(EXERCISE TASKS)
**A)** According to the article on BEIKE's OLAP platform, which open-source project was the Stage 1 platform built on?
**B)** Continue the article on the evolution of BEIKE's OLAP platform from its last sentence.
───── SELECTED EXTRACT ─────
Evolution and Practice of BEIKE OLAP Platform Architecture and Engine Selection
This article details the three‑stage evolution of BEIKE's OLAP platform—from the early Hive‑to‑MySQL phase, through a Kylin‑based architecture, to a flexible multi‑engine design—explaining metric modeling, engine selection, performance trade‑offs, and future roadmap for supporting Druid, ClickHouse, Doris and real‑time analytics.
This article is based on the notes of senior BEIKE engineer Xiao Zan’s 2020 talk "Engineering Architecture Practice for AI Technologies".
1 BEIKE OLAP Platform Architecture Evolution
The evolution can be divided into three stages:
Stage 0 (2015‑2016): Hive to MySQL – an initial, simple data pipeline.
Stage 1 (2016‑early 2019): Kylin‑based OLAP platform – building on Apache Kylin.
Stage 2 (early 2019‑present): Flexible multi‑engine OLAP platform – decoupling from Kylin and supporting various engines.
Stage 0 – Hive to MySQL
Data (logs, Dblog, etc.) is ingested via Sqoop or Kafka into HDFS, processed with ETL, then batch‑written daily to MySQL, which serves as the source for reports. This approach is simple and quick to launch but suffers from MySQL’s limited scalability and lack of reusable common capabilities.
MySQL cannot handle massive data volumes; performance degrades after a few million rows.
───── DATASET RECORDS ─────
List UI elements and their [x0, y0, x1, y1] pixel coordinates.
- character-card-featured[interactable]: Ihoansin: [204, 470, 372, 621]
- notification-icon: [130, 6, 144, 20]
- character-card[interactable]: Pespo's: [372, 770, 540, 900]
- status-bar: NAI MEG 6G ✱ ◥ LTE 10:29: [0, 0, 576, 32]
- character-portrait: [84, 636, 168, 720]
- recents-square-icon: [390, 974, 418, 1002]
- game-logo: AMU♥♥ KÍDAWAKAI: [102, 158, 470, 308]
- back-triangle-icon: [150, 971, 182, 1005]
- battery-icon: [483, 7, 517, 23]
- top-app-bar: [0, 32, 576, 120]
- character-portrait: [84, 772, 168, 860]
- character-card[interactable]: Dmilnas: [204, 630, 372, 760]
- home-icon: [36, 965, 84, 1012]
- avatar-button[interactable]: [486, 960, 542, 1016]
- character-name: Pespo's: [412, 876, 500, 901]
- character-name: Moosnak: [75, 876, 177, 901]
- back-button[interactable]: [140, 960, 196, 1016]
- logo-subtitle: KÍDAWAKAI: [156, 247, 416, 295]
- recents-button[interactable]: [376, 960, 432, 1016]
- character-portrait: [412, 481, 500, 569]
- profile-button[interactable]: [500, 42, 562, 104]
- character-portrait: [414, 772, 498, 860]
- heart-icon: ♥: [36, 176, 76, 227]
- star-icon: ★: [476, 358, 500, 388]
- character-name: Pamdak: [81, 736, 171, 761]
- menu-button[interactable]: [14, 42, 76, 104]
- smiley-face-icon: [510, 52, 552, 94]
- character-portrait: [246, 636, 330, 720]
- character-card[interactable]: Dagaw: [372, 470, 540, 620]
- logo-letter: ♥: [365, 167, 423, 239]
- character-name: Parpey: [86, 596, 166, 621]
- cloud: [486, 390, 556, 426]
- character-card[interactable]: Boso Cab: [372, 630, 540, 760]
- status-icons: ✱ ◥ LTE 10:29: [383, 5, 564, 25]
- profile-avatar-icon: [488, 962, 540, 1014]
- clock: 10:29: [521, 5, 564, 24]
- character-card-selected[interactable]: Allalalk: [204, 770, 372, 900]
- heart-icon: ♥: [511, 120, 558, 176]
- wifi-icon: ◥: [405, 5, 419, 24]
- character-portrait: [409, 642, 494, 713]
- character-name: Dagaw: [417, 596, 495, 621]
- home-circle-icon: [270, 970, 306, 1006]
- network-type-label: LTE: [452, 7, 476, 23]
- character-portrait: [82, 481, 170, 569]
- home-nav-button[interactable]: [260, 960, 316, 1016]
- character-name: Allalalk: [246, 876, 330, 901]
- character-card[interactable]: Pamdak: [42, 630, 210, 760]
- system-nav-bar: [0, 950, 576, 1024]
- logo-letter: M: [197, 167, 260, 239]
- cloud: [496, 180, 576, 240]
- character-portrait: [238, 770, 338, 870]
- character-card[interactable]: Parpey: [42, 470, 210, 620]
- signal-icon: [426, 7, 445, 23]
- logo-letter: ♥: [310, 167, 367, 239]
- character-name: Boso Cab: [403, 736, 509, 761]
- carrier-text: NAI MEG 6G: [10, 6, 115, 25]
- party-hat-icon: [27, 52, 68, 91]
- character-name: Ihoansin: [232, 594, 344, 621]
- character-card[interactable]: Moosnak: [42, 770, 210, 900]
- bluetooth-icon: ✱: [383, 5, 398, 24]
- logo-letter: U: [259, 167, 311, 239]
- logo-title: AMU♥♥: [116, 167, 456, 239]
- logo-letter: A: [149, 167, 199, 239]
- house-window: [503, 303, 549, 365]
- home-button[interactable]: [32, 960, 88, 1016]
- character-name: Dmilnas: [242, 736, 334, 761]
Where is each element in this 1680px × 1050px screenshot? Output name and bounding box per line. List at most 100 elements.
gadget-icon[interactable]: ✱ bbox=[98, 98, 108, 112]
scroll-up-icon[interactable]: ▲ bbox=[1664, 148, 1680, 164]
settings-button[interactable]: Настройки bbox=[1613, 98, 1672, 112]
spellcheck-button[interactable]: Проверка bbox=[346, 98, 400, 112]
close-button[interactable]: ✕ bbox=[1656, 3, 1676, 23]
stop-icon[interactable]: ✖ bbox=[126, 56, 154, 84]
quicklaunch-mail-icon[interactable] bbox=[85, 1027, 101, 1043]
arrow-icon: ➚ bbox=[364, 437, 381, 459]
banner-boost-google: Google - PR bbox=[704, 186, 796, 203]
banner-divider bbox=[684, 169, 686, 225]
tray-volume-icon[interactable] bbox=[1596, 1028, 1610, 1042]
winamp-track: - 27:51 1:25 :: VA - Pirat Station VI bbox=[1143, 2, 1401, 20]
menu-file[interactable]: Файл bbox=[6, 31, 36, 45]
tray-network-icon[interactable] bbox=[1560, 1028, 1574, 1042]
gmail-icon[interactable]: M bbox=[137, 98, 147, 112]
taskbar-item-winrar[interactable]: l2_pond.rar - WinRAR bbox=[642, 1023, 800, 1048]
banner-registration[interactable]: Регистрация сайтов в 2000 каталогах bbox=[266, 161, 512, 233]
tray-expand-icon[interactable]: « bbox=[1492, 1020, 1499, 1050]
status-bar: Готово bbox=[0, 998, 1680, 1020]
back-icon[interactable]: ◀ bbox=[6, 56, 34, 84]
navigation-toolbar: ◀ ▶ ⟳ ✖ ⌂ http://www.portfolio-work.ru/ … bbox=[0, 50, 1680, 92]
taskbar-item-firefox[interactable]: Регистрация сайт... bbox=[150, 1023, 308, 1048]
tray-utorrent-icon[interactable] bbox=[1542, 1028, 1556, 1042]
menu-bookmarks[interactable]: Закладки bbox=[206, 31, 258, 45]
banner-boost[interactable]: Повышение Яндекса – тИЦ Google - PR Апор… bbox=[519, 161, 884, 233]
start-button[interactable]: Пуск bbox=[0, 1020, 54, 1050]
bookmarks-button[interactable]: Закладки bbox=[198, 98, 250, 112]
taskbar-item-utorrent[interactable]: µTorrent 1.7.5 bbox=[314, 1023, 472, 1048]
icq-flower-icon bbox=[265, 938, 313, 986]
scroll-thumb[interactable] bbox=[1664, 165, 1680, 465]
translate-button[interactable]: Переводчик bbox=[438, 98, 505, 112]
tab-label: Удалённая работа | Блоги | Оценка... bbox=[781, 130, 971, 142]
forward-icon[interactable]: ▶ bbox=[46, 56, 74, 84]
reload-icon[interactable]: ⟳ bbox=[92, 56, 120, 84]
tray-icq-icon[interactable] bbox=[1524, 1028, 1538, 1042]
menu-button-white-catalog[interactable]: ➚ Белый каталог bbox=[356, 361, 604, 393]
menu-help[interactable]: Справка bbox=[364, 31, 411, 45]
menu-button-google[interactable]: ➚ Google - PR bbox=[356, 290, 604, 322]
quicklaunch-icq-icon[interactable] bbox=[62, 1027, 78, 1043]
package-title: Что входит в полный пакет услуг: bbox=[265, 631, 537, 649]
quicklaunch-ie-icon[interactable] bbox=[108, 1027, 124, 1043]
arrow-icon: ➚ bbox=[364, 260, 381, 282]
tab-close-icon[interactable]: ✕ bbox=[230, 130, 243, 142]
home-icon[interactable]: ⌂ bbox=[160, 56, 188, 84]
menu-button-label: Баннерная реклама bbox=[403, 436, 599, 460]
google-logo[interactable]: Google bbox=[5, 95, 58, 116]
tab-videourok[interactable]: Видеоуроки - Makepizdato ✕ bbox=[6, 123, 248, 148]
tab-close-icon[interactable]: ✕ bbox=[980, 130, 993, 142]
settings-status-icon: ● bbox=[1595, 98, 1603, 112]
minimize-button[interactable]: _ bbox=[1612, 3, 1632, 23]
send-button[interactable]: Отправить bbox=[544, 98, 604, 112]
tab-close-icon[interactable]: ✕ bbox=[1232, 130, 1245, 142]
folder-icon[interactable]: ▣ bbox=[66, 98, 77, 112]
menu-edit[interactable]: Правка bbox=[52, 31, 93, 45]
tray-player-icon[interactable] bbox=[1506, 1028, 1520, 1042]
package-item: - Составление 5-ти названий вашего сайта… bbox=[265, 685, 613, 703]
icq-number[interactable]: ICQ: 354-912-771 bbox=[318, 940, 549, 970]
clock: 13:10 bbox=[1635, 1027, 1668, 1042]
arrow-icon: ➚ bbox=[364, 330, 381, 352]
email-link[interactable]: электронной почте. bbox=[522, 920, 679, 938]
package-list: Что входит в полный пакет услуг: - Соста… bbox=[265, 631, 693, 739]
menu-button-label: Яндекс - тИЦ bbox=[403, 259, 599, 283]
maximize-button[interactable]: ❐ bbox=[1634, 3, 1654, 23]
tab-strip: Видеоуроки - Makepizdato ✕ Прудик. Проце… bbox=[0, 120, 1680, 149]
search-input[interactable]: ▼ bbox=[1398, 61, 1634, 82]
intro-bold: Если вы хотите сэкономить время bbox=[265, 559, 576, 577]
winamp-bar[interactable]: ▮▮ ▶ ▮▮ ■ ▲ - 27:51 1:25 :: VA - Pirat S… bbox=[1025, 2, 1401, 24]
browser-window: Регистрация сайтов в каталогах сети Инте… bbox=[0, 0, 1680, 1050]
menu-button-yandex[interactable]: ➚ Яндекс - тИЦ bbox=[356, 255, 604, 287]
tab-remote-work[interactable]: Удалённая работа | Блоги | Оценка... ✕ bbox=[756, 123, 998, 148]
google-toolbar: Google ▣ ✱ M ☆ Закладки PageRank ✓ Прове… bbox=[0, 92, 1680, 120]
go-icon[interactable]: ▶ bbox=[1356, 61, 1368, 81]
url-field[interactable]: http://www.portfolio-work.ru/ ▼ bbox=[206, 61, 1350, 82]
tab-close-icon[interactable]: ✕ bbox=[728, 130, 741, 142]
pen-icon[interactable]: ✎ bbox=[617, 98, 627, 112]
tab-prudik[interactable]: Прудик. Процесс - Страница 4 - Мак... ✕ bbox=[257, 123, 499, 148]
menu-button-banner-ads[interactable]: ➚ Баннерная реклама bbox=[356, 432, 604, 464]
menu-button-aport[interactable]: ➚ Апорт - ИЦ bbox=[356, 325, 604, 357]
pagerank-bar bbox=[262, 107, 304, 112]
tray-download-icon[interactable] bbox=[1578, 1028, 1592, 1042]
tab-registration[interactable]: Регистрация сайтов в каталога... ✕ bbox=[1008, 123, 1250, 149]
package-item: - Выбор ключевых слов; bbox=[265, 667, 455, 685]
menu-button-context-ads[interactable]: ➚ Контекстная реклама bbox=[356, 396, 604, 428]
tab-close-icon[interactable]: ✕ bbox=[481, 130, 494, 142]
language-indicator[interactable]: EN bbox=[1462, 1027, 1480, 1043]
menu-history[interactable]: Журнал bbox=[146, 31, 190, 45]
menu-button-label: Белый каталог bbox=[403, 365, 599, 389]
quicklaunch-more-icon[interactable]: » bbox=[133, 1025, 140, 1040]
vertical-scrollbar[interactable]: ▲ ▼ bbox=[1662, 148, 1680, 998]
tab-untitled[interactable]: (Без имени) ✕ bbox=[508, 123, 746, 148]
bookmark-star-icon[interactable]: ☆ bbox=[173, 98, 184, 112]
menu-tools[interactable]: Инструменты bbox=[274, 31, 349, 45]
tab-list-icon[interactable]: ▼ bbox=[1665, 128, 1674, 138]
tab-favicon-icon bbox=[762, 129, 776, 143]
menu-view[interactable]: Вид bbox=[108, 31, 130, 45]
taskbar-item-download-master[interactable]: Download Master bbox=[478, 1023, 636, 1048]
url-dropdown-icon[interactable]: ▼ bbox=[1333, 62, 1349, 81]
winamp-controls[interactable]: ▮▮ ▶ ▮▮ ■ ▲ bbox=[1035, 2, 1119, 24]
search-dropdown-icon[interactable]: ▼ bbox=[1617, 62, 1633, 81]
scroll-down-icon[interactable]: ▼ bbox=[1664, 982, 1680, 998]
─────
(EXERCISE ANSWERS)
**A)** Apache Kylin.

**B)**
Development is case‑by‑case, leading to long feature cycles.
Because of these limitations, the platform was not yet a true “platform”.
To address the problems, a dedicated OLAP engine (Kylin) was introduced for large‑scale analytics, and a metric platform was built to provide unified metric definitions and APIs for business units.
Metrics consist of dimensions (e.g., time, location) and measures (e.g., GMV, view count). They abstract the underlying star or snowflake schema.
Stage 1 – Kylin‑based OLAP Platform
The architecture consists of three layers from bottom to top: the OLAP engine layer (Apache Kylin), the metric platform layer (providing unified APIs, metric definitions, and management), and the application layer (visualization products like Odin that consume metrics via the API). Below Kylin are the data‑warehouse layers (ODS, DWD, DWS, OLAP tables).
The metric platform defines metrics such as "Group_View_Count" with dozens of dimensions and a distinct‑count measure on the field show_num . Metric types include atomic, derived, and composite metrics.
Metric queries are sent to the metric platform, which translates them into Kylin SQL, executes the query, and optionally performs post‑processing (e.g., period‑over‑period calculations).
Kylin’s core idea is pre‑computation: users define cubes (star or snowflake schemas) which are built via MR, Spark, or Flink jobs and stored in HBase. Queries are served through a RESTful or JDBC interface that translates SQL to HBase scans. Pre‑computation can cause "dimension explosion"; Kylin provides optimization techniques such as forced dimensions and hierarchical dimensions.
After 2‑3 years of rollout, the metric system supports over 6,600 metrics, >20 M daily calls, and 99.5 % of queries return within 3 seconds.
Key Kylin‑related work includes monitoring, optimization/customization, and integration with BEIKE’s data‑pipeline ecosystem.
During peak periods, the Kylin platform hosts >800 cubes, >300 TB of storage, and >1.6 trillion rows, handling >20 M daily queries.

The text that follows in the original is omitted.